Required work
The full set of records must be set down verbatim.

Records to process
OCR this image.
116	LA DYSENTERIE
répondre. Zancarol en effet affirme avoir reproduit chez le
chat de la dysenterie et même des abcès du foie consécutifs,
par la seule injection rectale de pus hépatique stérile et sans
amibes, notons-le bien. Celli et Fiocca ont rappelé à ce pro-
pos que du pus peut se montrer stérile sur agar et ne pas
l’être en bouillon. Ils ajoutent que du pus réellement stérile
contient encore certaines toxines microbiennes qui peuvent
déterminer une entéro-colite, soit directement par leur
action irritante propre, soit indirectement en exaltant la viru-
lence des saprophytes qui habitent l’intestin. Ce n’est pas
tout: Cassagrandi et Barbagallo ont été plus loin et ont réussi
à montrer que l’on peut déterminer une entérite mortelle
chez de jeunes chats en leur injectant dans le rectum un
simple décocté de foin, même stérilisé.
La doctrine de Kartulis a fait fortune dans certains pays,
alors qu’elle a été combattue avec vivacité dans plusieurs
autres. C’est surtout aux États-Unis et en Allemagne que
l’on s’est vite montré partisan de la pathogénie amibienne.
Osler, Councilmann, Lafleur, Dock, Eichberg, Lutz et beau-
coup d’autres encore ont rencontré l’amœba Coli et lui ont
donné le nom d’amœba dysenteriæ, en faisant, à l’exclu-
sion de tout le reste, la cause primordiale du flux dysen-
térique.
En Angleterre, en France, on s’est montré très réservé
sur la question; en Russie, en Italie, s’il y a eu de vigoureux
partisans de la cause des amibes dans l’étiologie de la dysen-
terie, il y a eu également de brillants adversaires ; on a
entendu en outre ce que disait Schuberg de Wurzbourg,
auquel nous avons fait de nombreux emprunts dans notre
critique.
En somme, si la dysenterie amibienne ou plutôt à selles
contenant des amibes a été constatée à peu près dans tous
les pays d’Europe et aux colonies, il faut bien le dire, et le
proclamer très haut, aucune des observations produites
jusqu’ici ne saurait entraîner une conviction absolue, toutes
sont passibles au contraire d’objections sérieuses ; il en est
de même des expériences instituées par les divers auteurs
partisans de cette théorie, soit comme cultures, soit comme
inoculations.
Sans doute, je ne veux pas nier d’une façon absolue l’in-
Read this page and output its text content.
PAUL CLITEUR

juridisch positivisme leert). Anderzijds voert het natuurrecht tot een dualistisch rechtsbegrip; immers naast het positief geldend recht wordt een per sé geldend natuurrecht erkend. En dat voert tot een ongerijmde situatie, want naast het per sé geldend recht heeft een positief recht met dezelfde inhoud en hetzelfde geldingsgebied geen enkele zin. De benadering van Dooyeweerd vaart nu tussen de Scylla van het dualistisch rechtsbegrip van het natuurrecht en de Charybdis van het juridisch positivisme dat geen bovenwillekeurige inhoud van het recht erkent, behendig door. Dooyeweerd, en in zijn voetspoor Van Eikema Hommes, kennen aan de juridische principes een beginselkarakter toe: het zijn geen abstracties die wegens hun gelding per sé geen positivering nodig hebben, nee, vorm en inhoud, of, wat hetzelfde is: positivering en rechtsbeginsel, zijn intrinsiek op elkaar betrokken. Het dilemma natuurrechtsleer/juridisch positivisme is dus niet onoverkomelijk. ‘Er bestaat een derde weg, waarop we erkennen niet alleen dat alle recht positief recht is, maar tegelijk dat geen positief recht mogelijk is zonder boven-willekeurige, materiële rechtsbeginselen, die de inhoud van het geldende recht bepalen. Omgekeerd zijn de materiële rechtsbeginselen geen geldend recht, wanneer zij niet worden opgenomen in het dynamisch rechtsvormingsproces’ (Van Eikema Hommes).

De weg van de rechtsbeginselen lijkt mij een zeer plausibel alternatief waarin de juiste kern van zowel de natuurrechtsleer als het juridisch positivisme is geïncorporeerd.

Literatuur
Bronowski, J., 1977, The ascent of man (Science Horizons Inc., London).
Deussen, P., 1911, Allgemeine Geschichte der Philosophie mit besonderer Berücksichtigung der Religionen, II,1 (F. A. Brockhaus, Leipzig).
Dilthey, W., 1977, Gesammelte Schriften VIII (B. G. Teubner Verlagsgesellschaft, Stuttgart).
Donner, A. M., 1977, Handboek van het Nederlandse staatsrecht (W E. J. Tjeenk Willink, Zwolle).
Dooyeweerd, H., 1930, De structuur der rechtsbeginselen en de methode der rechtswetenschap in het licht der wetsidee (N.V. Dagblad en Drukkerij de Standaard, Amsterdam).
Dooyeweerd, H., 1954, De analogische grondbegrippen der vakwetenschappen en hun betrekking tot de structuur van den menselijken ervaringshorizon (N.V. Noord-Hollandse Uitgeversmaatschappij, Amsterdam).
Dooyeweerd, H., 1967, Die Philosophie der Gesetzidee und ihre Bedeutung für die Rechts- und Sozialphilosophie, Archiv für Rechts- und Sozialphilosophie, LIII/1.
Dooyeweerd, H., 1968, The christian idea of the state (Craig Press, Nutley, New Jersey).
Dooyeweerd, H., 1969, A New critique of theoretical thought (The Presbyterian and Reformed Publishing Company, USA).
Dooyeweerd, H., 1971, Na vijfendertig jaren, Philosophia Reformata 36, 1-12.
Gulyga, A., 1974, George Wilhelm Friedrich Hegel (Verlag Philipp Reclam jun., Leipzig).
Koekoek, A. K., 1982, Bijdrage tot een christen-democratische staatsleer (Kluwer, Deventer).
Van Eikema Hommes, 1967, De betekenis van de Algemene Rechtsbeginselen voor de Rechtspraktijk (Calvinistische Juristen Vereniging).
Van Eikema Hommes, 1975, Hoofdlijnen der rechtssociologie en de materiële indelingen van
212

Result
OCR this image.
116	LA DYSENTERIE
répondre. Zancarol en effet affirme avoir reproduit chez le
chat de la dysenterie et même des abcès du foie consécutifs,
par la seule injection rectale de pus hépatique stérile et sans
amibes, notons-le bien. Celli et Fiocca ont rappelé à ce pro-
pos que du pus peut se montrer stérile sur agar et ne pas
l’être en bouillon. Ils ajoutent que du pus réellement stérile
contient encore certaines toxines microbiennes qui peuvent
déterminer une entéro-colite, soit directement par leur
action irritante propre, soit indirectement en exaltant la viru-
lence des saprophytes qui habitent l’intestin. Ce n’est pas
tout: Cassagrandi et Barbagallo ont été plus loin et ont réussi
à montrer que l’on peut déterminer une entérite mortelle
chez de jeunes chats en leur injectant dans le rectum un
simple décocté de foin, même stérilisé.
La doctrine de Kartulis a fait fortune dans certains pays,
alors qu’elle a été combattue avec vivacité dans plusieurs
autres. C’est surtout aux États-Unis et en Allemagne que
l’on s’est vite montré partisan de la pathogénie amibienne.
Osler, Councilmann, Lafleur, Dock, Eichberg, Lutz et beau-
coup d’autres encore ont rencontré l’amœba Coli et lui ont
donné le nom d’amœba dysenteriæ, en faisant, à l’exclu-
sion de tout le reste, la cause primordiale du flux dysen-
térique.
En Angleterre, en France, on s’est montré très réservé
sur la question; en Russie, en Italie, s’il y a eu de vigoureux
partisans de la cause des amibes dans l’étiologie de la dysen-
terie, il y a eu également de brillants adversaires ; on a
entendu en outre ce que disait Schuberg de Wurzbourg,
auquel nous avons fait de nombreux emprunts dans notre
critique.
En somme, si la dysenterie amibienne ou plutôt à selles
contenant des amibes a été constatée à peu près dans tous
les pays d’Europe et aux colonies, il faut bien le dire, et le
proclamer très haut, aucune des observations produites
jusqu’ici ne saurait entraîner une conviction absolue, toutes
sont passibles au contraire d’objections sérieuses ; il en est
de même des expériences instituées par les divers auteurs
partisans de cette théorie, soit comme cultures, soit comme
inoculations.
Sans doute, je ne veux pas nier d’une façon absolue l’in-
Read this page and output its text content.
PAUL CLITEUR

juridisch positivisme leert). Anderzijds voert het natuurrecht tot een dualistisch rechtsbegrip; immers naast het positief geldend recht wordt een per sé geldend natuurrecht erkend. En dat voert tot een ongerijmde situatie, want naast het per sé geldend recht heeft een positief recht met dezelfde inhoud en hetzelfde geldingsgebied geen enkele zin. De benadering van Dooyeweerd vaart nu tussen de Scylla van het dualistisch rechtsbegrip van het natuurrecht en de Charybdis van het juridisch positivisme dat geen bovenwillekeurige inhoud van het recht erkent, behendig door. Dooyeweerd, en in zijn voetspoor Van Eikema Hommes, kennen aan de juridische principes een beginselkarakter toe: het zijn geen abstracties die wegens hun gelding per sé geen positivering nodig hebben, nee, vorm en inhoud, of, wat hetzelfde is: positivering en rechtsbeginsel, zijn intrinsiek op elkaar betrokken. Het dilemma natuurrechtsleer/juridisch positivisme is dus niet onoverkomelijk. ‘Er bestaat een derde weg, waarop we erkennen niet alleen dat alle recht positief recht is, maar tegelijk dat geen positief recht mogelijk is zonder boven-willekeurige, materiële rechtsbeginselen, die de inhoud van het geldende recht bepalen. Omgekeerd zijn de materiële rechtsbeginselen geen geldend recht, wanneer zij niet worden opgenomen in het dynamisch rechtsvormingsproces’ (Van Eikema Hommes).

De weg van de rechtsbeginselen lijkt mij een zeer plausibel alternatief waarin de juiste kern van zowel de natuurrechtsleer als het juridisch positivisme is geïncorporeerd.

Literatuur
Bronowski, J., 1977, The ascent of man (Science Horizons Inc., London).
Deussen, P., 1911, Allgemeine Geschichte der Philosophie mit besonderer Berücksichtigung der Religionen, II,1 (F. A. Brockhaus, Leipzig).
Dilthey, W., 1977, Gesammelte Schriften VIII (B. G. Teubner Verlagsgesellschaft, Stuttgart).
Donner, A. M., 1977, Handboek van het Nederlandse staatsrecht (W E. J. Tjeenk Willink, Zwolle).
Dooyeweerd, H., 1930, De structuur der rechtsbeginselen en de methode der rechtswetenschap in het licht der wetsidee (N.V. Dagblad en Drukkerij de Standaard, Amsterdam).
Dooyeweerd, H., 1954, De analogische grondbegrippen der vakwetenschappen en hun betrekking tot de structuur van den menselijken ervaringshorizon (N.V. Noord-Hollandse Uitgeversmaatschappij, Amsterdam).
Dooyeweerd, H., 1967, Die Philosophie der Gesetzidee und ihre Bedeutung für die Rechts- und Sozialphilosophie, Archiv für Rechts- und Sozialphilosophie, LIII/1.
Dooyeweerd, H., 1968, The christian idea of the state (Craig Press, Nutley, New Jersey).
Dooyeweerd, H., 1969, A New critique of theoretical thought (The Presbyterian and Reformed Publishing Company, USA).
Dooyeweerd, H., 1971, Na vijfendertig jaren, Philosophia Reformata 36, 1-12.
Gulyga, A., 1974, George Wilhelm Friedrich Hegel (Verlag Philipp Reclam jun., Leipzig).
Koekoek, A. K., 1982, Bijdrage tot een christen-democratische staatsleer (Kluwer, Deventer).
Van Eikema Hommes, 1967, De betekenis van de Algemene Rechtsbeginselen voor de Rechtspraktijk (Calvinistische Juristen Vereniging).
Van Eikema Hommes, 1975, Hoofdlijnen der rechtssociologie en de materiële indelingen van
212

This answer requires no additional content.